• _REQUIREMENTS_
Select the lines of the records containing the word "centre" and list them.

• _RECORDS SUPPLIED_
------

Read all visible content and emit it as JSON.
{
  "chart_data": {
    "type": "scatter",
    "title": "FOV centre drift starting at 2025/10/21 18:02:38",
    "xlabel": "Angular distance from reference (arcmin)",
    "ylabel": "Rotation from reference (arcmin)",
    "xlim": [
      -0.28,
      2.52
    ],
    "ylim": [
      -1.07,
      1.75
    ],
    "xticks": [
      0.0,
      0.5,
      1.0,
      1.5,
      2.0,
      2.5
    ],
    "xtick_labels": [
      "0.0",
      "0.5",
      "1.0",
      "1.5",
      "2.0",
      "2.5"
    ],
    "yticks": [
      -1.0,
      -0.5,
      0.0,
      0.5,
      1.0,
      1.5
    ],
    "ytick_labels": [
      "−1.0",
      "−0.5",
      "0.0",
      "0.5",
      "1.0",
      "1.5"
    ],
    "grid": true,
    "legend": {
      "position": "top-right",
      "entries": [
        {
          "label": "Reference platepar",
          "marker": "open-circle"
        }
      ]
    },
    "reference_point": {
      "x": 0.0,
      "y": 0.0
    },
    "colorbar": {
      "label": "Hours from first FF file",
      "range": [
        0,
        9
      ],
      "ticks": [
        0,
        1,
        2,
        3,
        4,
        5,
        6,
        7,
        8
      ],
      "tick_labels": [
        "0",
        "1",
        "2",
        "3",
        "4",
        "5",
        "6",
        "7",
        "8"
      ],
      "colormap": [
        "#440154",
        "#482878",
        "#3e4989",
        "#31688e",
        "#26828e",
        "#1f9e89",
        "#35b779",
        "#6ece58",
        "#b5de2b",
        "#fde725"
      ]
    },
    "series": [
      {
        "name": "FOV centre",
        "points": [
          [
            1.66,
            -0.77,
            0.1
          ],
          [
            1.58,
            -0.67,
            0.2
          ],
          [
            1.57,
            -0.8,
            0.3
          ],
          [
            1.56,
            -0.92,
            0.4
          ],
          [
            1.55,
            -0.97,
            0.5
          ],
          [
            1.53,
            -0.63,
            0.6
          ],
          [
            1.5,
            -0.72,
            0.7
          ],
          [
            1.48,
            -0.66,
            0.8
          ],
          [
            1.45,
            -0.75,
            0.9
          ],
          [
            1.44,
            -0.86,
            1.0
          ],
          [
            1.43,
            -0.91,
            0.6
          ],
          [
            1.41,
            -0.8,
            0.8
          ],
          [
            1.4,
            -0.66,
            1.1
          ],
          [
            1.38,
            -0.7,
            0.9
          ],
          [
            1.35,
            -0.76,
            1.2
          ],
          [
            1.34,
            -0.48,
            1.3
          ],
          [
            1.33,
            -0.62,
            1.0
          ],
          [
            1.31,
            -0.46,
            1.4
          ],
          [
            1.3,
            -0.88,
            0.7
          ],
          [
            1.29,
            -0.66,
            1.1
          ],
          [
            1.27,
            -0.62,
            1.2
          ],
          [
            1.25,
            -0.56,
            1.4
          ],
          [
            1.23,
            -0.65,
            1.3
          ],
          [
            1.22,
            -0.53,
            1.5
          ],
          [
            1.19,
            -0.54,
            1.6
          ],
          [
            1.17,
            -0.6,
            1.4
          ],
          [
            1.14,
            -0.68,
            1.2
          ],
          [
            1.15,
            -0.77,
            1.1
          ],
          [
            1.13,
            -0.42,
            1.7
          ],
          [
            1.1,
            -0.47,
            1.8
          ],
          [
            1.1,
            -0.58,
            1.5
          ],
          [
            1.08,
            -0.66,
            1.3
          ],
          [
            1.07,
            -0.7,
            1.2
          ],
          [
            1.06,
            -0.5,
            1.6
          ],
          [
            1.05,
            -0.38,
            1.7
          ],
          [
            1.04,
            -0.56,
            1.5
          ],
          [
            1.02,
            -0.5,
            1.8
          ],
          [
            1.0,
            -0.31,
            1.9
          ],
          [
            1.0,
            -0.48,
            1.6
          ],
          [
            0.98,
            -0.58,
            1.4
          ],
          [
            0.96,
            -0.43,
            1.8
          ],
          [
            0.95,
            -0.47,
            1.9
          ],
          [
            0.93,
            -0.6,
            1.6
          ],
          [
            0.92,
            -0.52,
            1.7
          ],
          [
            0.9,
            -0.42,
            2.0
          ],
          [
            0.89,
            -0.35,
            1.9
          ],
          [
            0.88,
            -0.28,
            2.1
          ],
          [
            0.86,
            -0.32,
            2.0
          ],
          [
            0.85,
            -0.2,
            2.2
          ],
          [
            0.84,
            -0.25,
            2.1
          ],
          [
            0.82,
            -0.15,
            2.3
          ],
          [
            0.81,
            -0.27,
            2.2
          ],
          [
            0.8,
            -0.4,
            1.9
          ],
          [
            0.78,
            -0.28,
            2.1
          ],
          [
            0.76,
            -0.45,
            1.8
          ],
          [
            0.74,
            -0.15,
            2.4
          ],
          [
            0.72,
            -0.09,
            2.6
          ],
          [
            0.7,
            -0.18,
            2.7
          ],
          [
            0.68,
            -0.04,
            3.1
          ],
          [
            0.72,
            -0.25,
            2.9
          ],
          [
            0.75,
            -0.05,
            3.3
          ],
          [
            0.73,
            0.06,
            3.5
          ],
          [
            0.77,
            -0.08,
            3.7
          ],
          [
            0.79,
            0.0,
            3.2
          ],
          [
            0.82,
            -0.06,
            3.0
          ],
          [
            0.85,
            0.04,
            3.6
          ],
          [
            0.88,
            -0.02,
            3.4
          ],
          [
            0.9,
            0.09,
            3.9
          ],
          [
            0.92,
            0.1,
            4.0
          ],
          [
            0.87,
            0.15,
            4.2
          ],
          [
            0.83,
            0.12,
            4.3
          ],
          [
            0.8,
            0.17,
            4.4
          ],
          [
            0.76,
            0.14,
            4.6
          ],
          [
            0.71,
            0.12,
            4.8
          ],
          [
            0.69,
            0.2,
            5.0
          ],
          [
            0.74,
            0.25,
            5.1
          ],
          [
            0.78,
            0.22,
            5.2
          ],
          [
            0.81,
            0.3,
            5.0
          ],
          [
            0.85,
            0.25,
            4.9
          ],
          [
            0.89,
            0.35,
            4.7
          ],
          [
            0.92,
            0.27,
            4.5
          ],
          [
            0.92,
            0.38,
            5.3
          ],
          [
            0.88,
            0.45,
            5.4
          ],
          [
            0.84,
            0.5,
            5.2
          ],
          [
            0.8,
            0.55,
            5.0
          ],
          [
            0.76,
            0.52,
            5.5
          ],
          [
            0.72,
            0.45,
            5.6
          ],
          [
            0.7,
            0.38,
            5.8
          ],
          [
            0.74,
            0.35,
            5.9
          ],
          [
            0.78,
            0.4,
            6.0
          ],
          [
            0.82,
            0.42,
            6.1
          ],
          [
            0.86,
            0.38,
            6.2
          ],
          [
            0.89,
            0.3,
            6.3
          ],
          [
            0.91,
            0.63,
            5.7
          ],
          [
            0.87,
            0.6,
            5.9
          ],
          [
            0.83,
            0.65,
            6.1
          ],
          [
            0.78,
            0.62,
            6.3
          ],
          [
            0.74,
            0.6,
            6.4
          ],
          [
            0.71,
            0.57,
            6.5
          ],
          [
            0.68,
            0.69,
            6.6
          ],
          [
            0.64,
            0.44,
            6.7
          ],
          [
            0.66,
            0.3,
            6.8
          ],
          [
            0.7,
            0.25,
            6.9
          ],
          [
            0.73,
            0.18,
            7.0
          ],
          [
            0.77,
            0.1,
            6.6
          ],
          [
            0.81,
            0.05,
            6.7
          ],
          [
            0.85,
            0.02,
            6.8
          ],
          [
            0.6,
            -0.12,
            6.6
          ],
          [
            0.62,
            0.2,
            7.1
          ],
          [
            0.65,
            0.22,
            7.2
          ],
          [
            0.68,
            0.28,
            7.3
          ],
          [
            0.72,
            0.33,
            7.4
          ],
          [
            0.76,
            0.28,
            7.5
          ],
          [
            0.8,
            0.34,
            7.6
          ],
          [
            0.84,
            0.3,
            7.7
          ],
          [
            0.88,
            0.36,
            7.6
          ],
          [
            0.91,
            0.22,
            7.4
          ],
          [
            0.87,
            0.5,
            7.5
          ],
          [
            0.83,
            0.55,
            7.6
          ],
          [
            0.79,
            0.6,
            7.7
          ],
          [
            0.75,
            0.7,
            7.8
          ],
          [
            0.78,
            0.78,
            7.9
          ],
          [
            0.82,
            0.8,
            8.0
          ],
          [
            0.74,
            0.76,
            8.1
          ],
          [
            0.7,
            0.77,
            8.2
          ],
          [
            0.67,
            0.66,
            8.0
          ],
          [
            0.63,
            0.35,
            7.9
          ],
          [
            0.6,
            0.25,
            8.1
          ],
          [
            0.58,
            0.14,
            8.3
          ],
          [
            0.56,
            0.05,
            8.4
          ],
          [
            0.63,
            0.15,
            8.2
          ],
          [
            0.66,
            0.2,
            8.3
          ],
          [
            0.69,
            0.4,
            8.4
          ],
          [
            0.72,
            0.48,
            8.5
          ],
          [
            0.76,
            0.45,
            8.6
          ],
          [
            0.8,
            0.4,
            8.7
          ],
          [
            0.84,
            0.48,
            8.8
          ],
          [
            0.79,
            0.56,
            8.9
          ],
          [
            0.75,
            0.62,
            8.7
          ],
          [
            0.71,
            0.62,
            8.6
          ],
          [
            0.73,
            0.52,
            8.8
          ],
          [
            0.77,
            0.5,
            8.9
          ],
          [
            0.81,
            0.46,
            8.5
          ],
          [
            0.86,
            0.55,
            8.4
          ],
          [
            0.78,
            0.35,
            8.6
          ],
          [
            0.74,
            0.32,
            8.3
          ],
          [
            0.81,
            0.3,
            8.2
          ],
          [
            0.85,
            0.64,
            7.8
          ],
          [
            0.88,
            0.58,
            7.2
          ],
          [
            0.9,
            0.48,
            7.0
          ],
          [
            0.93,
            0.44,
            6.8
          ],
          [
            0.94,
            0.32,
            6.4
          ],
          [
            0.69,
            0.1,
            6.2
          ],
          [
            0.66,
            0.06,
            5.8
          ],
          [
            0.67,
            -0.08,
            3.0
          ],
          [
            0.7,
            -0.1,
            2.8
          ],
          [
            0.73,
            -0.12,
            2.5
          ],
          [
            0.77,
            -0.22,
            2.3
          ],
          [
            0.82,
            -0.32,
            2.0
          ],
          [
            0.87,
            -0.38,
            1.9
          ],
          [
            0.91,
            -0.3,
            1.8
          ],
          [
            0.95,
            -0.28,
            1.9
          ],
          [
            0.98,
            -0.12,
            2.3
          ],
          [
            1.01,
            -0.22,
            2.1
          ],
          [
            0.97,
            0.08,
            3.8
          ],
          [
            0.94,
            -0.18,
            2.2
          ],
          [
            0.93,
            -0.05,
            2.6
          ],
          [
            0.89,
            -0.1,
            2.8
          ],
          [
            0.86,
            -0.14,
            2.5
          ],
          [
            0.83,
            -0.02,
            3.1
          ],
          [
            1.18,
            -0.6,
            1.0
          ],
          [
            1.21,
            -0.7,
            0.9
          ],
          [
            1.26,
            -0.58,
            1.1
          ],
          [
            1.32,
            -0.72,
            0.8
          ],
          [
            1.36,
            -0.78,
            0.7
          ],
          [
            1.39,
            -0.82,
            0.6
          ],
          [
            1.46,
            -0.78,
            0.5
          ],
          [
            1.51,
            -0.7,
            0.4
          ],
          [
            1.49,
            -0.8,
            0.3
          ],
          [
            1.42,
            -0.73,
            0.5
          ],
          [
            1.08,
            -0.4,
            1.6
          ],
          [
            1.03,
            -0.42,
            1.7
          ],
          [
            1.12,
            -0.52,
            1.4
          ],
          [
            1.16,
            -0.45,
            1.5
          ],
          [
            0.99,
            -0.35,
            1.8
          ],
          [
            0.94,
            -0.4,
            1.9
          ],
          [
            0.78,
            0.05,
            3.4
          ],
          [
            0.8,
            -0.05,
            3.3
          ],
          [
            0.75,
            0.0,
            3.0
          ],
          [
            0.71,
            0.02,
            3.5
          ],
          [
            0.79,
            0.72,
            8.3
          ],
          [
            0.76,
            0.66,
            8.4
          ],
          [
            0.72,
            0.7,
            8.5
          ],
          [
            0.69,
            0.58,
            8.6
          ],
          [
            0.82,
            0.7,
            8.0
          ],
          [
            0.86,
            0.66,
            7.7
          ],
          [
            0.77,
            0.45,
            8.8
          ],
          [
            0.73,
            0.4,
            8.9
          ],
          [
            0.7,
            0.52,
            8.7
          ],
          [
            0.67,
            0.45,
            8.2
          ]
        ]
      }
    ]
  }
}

------

• _RESULT OF THE TASK_
    "title": "FOV centre drift starting at 2025/10/21 18:02:38",
        "name": "FOV centre",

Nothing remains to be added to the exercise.